*Exercise details*:
Copy out all of the material, matching it word for word.

[START Dataset records]

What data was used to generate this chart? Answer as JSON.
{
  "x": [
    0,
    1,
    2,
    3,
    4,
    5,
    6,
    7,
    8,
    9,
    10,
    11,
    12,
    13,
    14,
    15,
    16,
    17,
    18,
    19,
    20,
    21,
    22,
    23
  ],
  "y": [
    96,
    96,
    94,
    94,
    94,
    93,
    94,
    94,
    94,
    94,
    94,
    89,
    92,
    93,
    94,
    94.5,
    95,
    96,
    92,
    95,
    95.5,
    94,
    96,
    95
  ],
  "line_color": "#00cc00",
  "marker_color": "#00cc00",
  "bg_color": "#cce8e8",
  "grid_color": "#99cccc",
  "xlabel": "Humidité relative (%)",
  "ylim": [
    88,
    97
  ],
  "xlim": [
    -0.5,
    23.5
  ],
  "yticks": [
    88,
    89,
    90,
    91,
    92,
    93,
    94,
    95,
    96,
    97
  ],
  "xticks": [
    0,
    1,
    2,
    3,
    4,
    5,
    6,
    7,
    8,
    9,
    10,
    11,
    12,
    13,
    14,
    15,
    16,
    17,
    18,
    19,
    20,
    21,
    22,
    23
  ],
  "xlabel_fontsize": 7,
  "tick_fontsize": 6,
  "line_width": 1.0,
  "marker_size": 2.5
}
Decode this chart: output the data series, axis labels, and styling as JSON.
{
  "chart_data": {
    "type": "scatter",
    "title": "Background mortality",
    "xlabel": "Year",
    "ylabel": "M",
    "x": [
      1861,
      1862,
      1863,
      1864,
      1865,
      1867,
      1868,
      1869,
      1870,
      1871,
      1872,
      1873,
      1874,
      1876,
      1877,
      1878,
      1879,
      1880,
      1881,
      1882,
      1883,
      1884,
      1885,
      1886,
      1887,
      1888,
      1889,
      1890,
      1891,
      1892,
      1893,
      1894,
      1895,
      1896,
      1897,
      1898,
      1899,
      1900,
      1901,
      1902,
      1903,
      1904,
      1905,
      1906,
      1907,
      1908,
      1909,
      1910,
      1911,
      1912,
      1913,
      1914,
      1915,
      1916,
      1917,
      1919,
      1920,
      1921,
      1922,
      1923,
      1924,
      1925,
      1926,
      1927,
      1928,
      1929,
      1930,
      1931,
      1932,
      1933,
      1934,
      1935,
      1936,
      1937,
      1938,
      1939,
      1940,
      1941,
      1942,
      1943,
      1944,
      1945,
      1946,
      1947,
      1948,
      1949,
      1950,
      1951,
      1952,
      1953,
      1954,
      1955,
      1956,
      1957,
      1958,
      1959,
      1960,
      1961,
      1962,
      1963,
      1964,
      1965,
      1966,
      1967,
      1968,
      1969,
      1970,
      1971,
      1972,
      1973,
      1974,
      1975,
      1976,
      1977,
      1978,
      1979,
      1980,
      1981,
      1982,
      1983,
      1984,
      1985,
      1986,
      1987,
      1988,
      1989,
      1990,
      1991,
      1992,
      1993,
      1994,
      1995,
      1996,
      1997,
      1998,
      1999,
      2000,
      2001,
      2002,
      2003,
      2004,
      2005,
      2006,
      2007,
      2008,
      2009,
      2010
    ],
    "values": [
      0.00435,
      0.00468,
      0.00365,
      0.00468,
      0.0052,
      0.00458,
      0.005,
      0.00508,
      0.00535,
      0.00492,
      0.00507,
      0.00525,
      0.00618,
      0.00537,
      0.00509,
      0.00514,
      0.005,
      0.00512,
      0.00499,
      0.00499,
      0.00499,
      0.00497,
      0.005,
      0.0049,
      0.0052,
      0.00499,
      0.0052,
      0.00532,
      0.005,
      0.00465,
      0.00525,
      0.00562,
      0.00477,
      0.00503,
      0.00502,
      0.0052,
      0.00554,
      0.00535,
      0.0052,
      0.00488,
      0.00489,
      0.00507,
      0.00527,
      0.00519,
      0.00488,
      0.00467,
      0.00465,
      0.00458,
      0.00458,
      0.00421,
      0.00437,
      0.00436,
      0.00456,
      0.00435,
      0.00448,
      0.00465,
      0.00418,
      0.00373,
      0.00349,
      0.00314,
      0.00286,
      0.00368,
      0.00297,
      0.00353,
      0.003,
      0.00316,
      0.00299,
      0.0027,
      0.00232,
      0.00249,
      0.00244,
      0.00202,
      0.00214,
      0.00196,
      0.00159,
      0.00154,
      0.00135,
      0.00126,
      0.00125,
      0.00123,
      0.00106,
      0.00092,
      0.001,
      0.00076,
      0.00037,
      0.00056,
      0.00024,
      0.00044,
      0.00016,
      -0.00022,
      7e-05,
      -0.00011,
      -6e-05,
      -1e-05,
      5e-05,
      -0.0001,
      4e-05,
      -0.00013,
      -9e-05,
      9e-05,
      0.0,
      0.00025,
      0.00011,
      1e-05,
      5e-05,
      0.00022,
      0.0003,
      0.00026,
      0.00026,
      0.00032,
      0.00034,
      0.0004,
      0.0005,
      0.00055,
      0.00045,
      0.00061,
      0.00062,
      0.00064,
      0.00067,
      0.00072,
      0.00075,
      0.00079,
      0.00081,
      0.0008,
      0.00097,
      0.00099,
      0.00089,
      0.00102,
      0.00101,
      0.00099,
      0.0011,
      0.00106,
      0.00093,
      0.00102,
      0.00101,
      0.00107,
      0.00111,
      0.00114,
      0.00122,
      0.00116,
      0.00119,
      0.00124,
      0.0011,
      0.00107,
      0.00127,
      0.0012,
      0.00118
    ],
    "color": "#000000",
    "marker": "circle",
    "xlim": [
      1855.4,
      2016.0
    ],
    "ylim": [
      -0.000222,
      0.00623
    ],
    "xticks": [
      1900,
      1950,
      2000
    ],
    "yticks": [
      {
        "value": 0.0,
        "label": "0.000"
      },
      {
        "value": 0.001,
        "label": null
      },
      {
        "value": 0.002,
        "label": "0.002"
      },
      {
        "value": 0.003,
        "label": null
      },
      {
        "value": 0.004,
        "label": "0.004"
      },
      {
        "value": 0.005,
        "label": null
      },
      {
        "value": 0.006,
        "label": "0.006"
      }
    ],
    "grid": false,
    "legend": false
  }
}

[END Dataset records]

*Exercise result*:
What data was used to generate this chart? Answer as JSON.
{
  "x": [
    0,
    1,
    2,
    3,
    4,
    5,
    6,
    7,
    8,
    9,
    10,
    11,
    12,
    13,
    14,
    15,
    16,
    17,
    18,
    19,
    20,
    21,
    22,
    23
  ],
  "y": [
    96,
    96,
    94,
    94,
    94,
    93,
    94,
    94,
    94,
    94,
    94,
    89,
    92,
    93,
    94,
    94.5,
    95,
    96,
    92,
    95,
    95.5,
    94,
    96,
    95
  ],
  "line_color": "#00cc00",
  "marker_color": "#00cc00",
  "bg_color": "#cce8e8",
  "grid_color": "#99cccc",
  "xlabel": "Humidité relative (%)",
  "ylim": [
    88,
    97
  ],
  "xlim": [
    -0.5,
    23.5
  ],
  "yticks": [
    88,
    89,
    90,
    91,
    92,
    93,
    94,
    95,
    96,
    97
  ],
  "xticks": [
    0,
    1,
    2,
    3,
    4,
    5,
    6,
    7,
    8,
    9,
    10,
    11,
    12,
    13,
    14,
    15,
    16,
    17,
    18,
    19,
    20,
    21,
    22,
    23
  ],
  "xlabel_fontsize": 7,
  "tick_fontsize": 6,
  "line_width": 1.0,
  "marker_size": 2.5
}
Decode this chart: output the data series, axis labels, and styling as JSON.
{
  "chart_data": {
    "type": "scatter",
    "title": "Background mortality",
    "xlabel": "Year",
    "ylabel": "M",
    "x": [
      1861,
      1862,
      1863,
      1864,
      1865,
      1867,
      1868,
      1869,
      1870,
      1871,
      1872,
      1873,
      1874,
      1876,
      1877,
      1878,
      1879,
      1880,
      1881,
      1882,
      1883,
      1884,
      1885,
      1886,
      1887,
      1888,
      1889,
      1890,
      1891,
      1892,
      1893,
      1894,
      1895,
      1896,
      1897,
      1898,
      1899,
      1900,
      1901,
      1902,
      1903,
      1904,
      1905,
      1906,
      1907,
      1908,
      1909,
      1910,
      1911,
      1912,
      1913,
      1914,
      1915,
      1916,
      1917,
      1919,
      1920,
      1921,
      1922,
      1923,
      1924,
      1925,
      1926,
      1927,
      1928,
      1929,
      1930,
      1931,
      1932,
      1933,
      1934,
      1935,
      1936,
      1937,
      1938,
      1939,
      1940,
      1941,
      1942,
      1943,
      1944,
      1945,
      1946,
      1947,
      1948,
      1949,
      1950,
      1951,
      1952,
      1953,
      1954,
      1955,
      1956,
      1957,
      1958,
      1959,
      1960,
      1961,
      1962,
      1963,
      1964,
      1965,
      1966,
      1967,
      1968,
      1969,
      1970,
      1971,
      1972,
      1973,
      1974,
      1975,
      1976,
      1977,
      1978,
      1979,
      1980,
      1981,
      1982,
      1983,
      1984,
      1985,
      1986,
      1987,
      1988,
      1989,
      1990,
      1991,
      1992,
      1993,
      1994,
      1995,
      1996,
      1997,
      1998,
      1999,
      2000,
      2001,
      2002,
      2003,
      2004,
      2005,
      2006,
      2007,
      2008,
      2009,
      2010
    ],
    "values": [
      0.00435,
      0.00468,
      0.00365,
      0.00468,
      0.0052,
      0.00458,
      0.005,
      0.00508,
      0.00535,
      0.00492,
      0.00507,
      0.00525,
      0.00618,
      0.00537,
      0.00509,
      0.00514,
      0.005,
      0.00512,
      0.00499,
      0.00499,
      0.00499,
      0.00497,
      0.005,
      0.0049,
      0.0052,
      0.00499,
      0.0052,
      0.00532,
      0.005,
      0.00465,
      0.00525,
      0.00562,
      0.00477,
      0.00503,
      0.00502,
      0.0052,
      0.00554,
      0.00535,
      0.0052,
      0.00488,
      0.00489,
      0.00507,
      0.00527,
      0.00519,
      0.00488,
      0.00467,
      0.00465,
      0.00458,
      0.00458,
      0.00421,
      0.00437,
      0.00436,
      0.00456,
      0.00435,
      0.00448,
      0.00465,
      0.00418,
      0.00373,
      0.00349,
      0.00314,
      0.00286,
      0.00368,
      0.00297,
      0.00353,
      0.003,
      0.00316,
      0.00299,
      0.0027,
      0.00232,
      0.00249,
      0.00244,
      0.00202,
      0.00214,
      0.00196,
      0.00159,
      0.00154,
      0.00135,
      0.00126,
      0.00125,
      0.00123,
      0.00106,
      0.00092,
      0.001,
      0.00076,
      0.00037,
      0.00056,
      0.00024,
      0.00044,
      0.00016,
      -0.00022,
      7e-05,
      -0.00011,
      -6e-05,
      -1e-05,
      5e-05,
      -0.0001,
      4e-05,
      -0.00013,
      -9e-05,
      9e-05,
      0.0,
      0.00025,
      0.00011,
      1e-05,
      5e-05,
      0.00022,
      0.0003,
      0.00026,
      0.00026,
      0.00032,
      0.00034,
      0.0004,
      0.0005,
      0.00055,
      0.00045,
      0.00061,
      0.00062,
      0.00064,
      0.00067,
      0.00072,
      0.00075,
      0.00079,
      0.00081,
      0.0008,
      0.00097,
      0.00099,
      0.00089,
      0.00102,
      0.00101,
      0.00099,
      0.0011,
      0.00106,
      0.00093,
      0.00102,
      0.00101,
      0.00107,
      0.00111,
      0.00114,
      0.00122,
      0.00116,
      0.00119,
      0.00124,
      0.0011,
      0.00107,
      0.00127,
      0.0012,
      0.00118
    ],
    "color": "#000000",
    "marker": "circle",
    "xlim": [
      1855.4,
      2016.0
    ],
    "ylim": [
      -0.000222,
      0.00623
    ],
    "xticks": [
      1900,
      1950,
      2000
    ],
    "yticks": [
      {
        "value": 0.0,
        "label": "0.000"
      },
      {
        "value": 0.001,
        "label": null
      },
      {
        "value": 0.002,
        "label": "0.002"
      },
      {
        "value": 0.003,
        "label": null
      },
      {
        "value": 0.004,
        "label": "0.004"
      },
      {
        "value": 0.005,
        "label": null
      },
      {
        "value": 0.006,
        "label": "0.006"
      }
    ],
    "grid": false,
    "legend": false
  }
}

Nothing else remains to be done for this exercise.